# Record list

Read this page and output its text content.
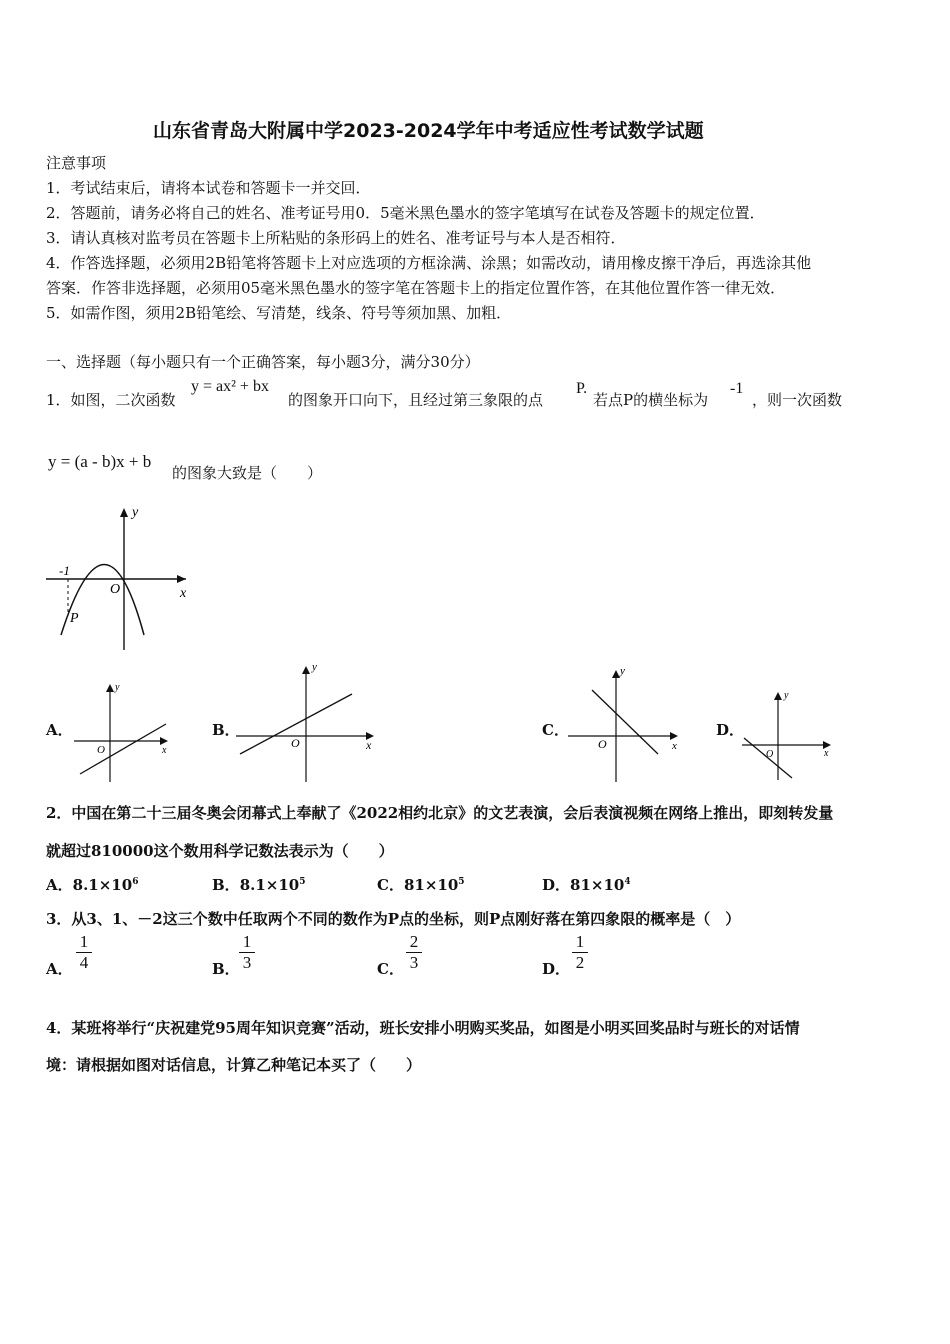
山东省青岛大附属中学2023-2024学年中考适应性考试数学试题
注意事项
1．考试结束后，请将本试卷和答题卡一并交回．
2．答题前，请务必将自己的姓名、准考证号用0．5毫米黑色墨水的签字笔填写在试卷及答题卡的规定位置．
3．请认真核对监考员在答题卡上所粘贴的条形码上的姓名、准考证号与本人是否相符．
4．作答选择题，必须用2B铅笔将答题卡上对应选项的方框涂满、涂黑；如需改动，请用橡皮擦干净后，再选涂其他
答案．作答非选择题，必须用05毫米黑色墨水的签字笔在答题卡上的指定位置作答，在其他位置作答一律无效．
5．如需作图，须用2B铅笔绘、写清楚，线条、符号等须加黑、加粗．
一、选择题（每小题只有一个正确答案，每小题3分，满分30分）
1．如图，二次函数
y = ax² + bx
的图象开口向下，且经过第三象限的点
P.
若点P的横坐标为
-1
，则一次函数
y = (a - b)x + b
的图象大致是（　　）
y
x
O
-1
P
A．
y
x
O
B．
y
x
O
C．
y
x
O
D．
y
x
O
2．中国在第二十三届冬奥会闭幕式上奉献了《2022相约北京》的文艺表演，会后表演视频在网络上推出，即刻转发量
就超过810000这个数用科学记数法表示为（　　）
A．$8.1\times 10^6$	B．$8.1\times 10^5$	C．$81\times 10^5$	D．$81\times 10^4$
3．从3、1、－2这三个数中任取两个不同的数作为P点的坐标，则P点刚好落在第四象限的概率是（　）
A．
1
4	B．
1
3	C．
2
3	D．
1
2
4．某班将举行“庆祝建党95周年知识竞赛”活动，班长安排小明购买奖品，如图是小明买回奖品时与班长的对话情
境：请根据如图对话信息，计算乙种笔记本买了（　　）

# Short exercise
Transcribe each line above verbatim, with the pictures left out.

# Expected answer
Read this page and output its text content.
山东省青岛大附属中学2023-2024学年中考适应性考试数学试题
注意事项
1．考试结束后，请将本试卷和答题卡一并交回．
2．答题前，请务必将自己的姓名、准考证号用0．5毫米黑色墨水的签字笔填写在试卷及答题卡的规定位置．
3．请认真核对监考员在答题卡上所粘贴的条形码上的姓名、准考证号与本人是否相符．
4．作答选择题，必须用2B铅笔将答题卡上对应选项的方框涂满、涂黑；如需改动，请用橡皮擦干净后，再选涂其他
答案．作答非选择题，必须用05毫米黑色墨水的签字笔在答题卡上的指定位置作答，在其他位置作答一律无效．
5．如需作图，须用2B铅笔绘、写清楚，线条、符号等须加黑、加粗．
一、选择题（每小题只有一个正确答案，每小题3分，满分30分）
1．如图，二次函数
y = ax² + bx
的图象开口向下，且经过第三象限的点
P.
若点P的横坐标为
-1
，则一次函数
y = (a - b)x + b
的图象大致是（　　）
y
x
O
-1
P
A．
y
x
O
B．
y
x
O
C．
y
x
O
D．
y
x
O
2．中国在第二十三届冬奥会闭幕式上奉献了《2022相约北京》的文艺表演，会后表演视频在网络上推出，即刻转发量
就超过810000这个数用科学记数法表示为（　　）
A．$8.1\times 10^6$	B．$8.1\times 10^5$	C．$81\times 10^5$	D．$81\times 10^4$
3．从3、1、－2这三个数中任取两个不同的数作为P点的坐标，则P点刚好落在第四象限的概率是（　）
A．
1
4	B．
1
3	C．
2
3	D．
1
2
4．某班将举行“庆祝建党95周年知识竞赛”活动，班长安排小明购买奖品，如图是小明买回奖品时与班长的对话情
境：请根据如图对话信息，计算乙种笔记本买了（　　）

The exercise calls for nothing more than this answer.